• **Exercise directions**: Keep only the lines that hold the string "depth", filtering out the rest of the entries below.

<<<<

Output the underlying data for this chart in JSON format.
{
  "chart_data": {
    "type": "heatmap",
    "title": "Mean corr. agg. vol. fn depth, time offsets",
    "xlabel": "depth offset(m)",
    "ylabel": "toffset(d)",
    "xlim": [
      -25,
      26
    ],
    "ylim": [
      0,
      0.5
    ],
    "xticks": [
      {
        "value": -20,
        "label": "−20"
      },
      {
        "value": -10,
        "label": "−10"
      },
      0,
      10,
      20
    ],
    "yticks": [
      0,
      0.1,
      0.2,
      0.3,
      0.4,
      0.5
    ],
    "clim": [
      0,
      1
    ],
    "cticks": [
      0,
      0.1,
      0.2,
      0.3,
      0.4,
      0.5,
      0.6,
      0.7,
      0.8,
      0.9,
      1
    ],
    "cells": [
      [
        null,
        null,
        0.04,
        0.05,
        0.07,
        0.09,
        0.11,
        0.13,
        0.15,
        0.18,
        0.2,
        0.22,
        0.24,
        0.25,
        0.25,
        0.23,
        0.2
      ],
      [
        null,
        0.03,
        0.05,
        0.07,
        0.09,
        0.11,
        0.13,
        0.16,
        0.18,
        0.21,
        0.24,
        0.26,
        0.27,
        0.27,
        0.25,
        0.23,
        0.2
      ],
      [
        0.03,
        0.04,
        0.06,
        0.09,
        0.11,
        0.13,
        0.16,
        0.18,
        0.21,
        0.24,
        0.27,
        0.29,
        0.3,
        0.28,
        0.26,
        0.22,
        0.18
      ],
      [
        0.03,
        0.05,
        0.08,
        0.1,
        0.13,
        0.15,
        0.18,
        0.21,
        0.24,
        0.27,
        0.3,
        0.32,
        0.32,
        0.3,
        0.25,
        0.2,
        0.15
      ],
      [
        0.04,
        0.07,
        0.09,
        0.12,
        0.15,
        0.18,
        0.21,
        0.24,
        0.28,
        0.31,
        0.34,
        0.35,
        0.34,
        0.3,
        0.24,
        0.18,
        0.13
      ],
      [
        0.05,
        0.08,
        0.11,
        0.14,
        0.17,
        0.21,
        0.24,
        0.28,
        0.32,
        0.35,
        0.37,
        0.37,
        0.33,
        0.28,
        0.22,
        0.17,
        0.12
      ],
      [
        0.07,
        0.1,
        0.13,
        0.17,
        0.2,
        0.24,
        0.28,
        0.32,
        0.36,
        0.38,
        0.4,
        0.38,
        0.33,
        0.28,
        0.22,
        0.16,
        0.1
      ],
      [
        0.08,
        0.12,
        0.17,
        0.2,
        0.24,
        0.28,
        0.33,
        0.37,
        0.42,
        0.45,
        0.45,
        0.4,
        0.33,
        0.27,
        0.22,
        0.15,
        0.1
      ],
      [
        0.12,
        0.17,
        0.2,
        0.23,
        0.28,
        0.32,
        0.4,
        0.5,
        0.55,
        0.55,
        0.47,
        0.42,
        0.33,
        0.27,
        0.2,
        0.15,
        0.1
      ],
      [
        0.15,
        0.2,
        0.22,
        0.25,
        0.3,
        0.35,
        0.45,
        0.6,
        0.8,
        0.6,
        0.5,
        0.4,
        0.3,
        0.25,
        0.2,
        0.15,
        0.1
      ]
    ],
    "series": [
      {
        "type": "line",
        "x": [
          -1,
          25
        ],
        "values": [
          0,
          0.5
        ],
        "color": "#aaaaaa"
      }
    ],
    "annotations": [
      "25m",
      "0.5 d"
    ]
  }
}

>>>>

• **Task result**:
    "title": "Mean corr. agg. vol. fn depth, time offsets",
    "xlabel": "depth offset(m)",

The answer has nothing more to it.